### To be done
From the entries below, list each line with "Description".

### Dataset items
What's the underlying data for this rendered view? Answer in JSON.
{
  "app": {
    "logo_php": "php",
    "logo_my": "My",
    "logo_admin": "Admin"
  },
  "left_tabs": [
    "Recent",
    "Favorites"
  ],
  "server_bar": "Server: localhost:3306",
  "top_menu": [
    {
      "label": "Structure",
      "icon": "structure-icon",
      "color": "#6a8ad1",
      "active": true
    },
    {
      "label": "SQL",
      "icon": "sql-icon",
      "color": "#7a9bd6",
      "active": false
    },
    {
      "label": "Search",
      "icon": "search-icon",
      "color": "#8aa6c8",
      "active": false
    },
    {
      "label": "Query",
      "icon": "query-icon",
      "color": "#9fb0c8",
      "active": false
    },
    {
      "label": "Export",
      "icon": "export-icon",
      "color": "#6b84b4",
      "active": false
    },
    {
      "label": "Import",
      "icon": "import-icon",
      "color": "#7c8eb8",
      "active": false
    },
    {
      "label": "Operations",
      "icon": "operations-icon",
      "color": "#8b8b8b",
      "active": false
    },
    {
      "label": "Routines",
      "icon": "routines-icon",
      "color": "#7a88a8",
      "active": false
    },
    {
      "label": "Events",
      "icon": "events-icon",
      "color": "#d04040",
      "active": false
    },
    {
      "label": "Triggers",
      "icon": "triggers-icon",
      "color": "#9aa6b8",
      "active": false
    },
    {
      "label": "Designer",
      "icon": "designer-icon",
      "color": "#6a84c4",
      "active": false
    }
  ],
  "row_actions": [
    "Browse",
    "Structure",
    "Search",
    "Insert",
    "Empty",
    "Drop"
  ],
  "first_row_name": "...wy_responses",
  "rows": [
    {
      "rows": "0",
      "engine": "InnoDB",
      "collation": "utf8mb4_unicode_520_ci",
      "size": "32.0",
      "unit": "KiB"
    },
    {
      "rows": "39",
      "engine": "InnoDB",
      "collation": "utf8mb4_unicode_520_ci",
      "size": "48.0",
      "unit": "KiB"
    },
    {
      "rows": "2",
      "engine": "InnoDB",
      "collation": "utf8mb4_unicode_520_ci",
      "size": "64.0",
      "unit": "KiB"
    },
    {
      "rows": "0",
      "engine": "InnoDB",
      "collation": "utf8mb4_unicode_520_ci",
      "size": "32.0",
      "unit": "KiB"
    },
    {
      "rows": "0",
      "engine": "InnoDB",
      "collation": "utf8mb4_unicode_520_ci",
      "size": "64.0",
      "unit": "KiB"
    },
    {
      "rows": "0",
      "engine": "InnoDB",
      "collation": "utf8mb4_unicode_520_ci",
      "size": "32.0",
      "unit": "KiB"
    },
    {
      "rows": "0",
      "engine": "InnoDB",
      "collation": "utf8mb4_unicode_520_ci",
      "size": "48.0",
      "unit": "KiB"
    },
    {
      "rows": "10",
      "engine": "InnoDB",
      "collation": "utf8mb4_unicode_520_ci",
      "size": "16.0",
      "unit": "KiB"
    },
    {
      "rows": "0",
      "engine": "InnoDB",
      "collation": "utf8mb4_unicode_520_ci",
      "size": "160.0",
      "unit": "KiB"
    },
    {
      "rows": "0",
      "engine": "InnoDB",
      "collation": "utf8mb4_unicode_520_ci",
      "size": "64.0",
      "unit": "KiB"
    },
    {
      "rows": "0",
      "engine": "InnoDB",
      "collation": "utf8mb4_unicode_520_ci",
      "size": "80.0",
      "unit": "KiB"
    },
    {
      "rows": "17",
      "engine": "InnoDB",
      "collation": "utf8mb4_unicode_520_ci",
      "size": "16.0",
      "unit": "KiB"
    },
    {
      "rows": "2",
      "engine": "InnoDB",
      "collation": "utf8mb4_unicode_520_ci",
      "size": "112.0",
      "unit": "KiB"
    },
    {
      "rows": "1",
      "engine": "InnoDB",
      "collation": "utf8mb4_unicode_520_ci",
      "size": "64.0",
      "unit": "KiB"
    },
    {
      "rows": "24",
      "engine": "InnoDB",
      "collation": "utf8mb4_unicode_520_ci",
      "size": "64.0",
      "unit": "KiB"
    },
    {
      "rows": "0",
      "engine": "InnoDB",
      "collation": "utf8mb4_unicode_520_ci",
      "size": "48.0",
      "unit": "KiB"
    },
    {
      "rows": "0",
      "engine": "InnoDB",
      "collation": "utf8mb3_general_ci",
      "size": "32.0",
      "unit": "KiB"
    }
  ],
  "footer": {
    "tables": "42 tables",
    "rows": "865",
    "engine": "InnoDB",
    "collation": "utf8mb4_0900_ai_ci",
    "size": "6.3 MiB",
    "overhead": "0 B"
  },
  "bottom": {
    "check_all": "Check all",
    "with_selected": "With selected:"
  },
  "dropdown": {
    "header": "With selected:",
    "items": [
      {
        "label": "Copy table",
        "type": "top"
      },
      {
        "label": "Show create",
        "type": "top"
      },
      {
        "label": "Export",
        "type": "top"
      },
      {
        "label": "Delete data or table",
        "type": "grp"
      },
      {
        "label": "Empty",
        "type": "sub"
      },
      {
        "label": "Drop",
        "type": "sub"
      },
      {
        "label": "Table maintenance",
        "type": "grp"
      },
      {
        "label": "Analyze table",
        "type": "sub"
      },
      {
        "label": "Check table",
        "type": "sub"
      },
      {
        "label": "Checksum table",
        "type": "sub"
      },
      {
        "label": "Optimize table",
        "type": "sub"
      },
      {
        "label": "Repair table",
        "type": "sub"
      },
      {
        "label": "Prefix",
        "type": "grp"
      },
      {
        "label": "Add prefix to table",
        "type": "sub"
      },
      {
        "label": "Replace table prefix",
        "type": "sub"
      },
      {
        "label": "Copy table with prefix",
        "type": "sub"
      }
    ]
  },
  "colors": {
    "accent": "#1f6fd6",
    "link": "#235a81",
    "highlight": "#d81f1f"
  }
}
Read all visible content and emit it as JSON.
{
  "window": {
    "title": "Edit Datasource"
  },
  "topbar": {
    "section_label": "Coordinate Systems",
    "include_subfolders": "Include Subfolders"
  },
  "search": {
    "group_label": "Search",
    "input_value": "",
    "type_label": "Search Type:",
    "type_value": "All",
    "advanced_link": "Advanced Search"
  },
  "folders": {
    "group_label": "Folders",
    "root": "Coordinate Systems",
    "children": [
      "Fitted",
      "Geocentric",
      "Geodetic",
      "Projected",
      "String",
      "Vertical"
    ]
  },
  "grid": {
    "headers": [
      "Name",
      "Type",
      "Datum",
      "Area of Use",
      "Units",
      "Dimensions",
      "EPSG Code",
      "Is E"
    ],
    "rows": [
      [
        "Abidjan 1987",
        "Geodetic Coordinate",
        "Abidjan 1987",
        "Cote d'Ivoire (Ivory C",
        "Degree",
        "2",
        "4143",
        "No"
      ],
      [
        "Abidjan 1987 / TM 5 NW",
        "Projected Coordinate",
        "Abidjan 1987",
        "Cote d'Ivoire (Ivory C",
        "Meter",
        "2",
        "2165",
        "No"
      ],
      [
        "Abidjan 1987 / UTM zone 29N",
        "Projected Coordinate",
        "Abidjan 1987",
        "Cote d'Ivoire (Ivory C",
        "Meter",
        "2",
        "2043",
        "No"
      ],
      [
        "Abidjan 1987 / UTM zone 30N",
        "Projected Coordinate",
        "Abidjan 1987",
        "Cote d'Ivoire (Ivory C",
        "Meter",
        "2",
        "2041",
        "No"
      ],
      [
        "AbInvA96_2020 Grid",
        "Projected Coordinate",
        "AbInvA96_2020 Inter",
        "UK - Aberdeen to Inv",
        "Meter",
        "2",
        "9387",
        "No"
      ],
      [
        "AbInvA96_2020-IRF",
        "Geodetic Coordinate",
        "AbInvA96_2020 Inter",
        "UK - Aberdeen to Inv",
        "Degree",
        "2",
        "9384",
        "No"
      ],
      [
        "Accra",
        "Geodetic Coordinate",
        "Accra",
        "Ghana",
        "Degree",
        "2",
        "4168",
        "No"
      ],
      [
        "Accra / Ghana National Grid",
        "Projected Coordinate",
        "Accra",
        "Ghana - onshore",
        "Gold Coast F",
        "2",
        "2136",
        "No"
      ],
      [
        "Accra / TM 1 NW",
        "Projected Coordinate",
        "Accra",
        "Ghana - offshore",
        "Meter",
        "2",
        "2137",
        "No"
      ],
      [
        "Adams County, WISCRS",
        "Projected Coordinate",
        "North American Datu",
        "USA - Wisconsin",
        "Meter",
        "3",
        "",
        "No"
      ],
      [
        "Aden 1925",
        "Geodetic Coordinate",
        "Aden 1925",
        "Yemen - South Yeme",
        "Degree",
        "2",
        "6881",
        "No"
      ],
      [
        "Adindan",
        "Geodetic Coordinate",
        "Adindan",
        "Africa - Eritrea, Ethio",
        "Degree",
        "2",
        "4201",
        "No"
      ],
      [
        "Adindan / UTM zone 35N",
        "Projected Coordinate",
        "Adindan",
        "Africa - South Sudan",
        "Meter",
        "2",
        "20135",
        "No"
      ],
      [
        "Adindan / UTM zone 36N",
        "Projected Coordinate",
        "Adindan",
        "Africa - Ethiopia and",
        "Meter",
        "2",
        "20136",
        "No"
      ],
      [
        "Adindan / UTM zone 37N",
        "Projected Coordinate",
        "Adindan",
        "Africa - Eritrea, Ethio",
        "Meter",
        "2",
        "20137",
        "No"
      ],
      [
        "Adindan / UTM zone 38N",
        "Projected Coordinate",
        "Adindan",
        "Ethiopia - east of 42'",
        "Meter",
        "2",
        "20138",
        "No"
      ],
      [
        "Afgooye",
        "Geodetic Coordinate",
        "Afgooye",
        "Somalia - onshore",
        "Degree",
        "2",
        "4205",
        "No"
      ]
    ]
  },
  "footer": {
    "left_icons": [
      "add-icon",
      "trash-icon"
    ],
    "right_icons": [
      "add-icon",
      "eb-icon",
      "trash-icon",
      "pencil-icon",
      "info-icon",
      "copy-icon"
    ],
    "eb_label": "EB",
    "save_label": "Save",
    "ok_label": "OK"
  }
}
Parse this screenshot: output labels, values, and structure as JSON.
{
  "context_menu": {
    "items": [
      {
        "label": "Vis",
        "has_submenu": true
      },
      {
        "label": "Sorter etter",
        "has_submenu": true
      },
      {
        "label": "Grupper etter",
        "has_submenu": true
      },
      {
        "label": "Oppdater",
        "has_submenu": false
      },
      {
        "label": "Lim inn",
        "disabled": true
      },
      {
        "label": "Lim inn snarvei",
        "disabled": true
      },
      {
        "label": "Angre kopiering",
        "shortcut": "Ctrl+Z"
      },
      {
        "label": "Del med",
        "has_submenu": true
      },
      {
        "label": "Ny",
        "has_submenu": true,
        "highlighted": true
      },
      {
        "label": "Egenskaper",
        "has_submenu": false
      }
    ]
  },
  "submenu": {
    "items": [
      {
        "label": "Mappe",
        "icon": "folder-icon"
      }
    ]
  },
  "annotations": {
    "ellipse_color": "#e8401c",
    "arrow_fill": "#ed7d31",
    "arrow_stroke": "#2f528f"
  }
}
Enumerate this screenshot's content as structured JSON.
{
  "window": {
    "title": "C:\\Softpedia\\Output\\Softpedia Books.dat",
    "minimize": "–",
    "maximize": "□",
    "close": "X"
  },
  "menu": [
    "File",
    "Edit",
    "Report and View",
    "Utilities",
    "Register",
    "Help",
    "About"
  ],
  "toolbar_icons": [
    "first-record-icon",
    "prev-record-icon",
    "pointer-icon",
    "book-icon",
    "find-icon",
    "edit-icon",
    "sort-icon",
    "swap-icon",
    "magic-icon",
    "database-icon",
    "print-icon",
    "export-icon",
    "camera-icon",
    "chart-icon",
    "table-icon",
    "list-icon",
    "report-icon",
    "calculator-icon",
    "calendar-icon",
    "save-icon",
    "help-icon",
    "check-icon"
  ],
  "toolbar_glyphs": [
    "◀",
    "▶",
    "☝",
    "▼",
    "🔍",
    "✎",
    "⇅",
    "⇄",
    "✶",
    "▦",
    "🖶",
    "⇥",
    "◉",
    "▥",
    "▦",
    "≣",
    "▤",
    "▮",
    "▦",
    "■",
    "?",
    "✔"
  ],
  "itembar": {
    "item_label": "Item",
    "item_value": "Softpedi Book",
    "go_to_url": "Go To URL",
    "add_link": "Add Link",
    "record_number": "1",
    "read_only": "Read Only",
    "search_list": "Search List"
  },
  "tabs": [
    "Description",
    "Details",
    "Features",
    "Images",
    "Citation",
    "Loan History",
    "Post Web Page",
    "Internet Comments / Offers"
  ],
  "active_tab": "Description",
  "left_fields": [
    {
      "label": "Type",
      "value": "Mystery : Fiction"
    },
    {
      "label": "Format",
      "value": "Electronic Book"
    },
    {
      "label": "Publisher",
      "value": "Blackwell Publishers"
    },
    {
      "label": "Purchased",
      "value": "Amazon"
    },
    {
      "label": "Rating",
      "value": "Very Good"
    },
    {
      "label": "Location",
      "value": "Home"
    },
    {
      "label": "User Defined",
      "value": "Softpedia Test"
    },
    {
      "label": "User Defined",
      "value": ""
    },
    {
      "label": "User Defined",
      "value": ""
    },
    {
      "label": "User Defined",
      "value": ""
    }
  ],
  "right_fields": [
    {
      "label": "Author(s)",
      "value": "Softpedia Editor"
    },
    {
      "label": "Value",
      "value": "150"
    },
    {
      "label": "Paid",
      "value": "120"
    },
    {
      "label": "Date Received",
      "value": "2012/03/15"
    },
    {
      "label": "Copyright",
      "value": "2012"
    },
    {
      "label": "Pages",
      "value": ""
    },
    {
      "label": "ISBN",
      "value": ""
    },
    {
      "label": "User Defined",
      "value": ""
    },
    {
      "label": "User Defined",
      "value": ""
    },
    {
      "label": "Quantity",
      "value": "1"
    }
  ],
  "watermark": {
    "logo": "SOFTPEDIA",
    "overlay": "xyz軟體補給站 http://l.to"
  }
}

### Response
    "Description",
  "active_tab": "Description",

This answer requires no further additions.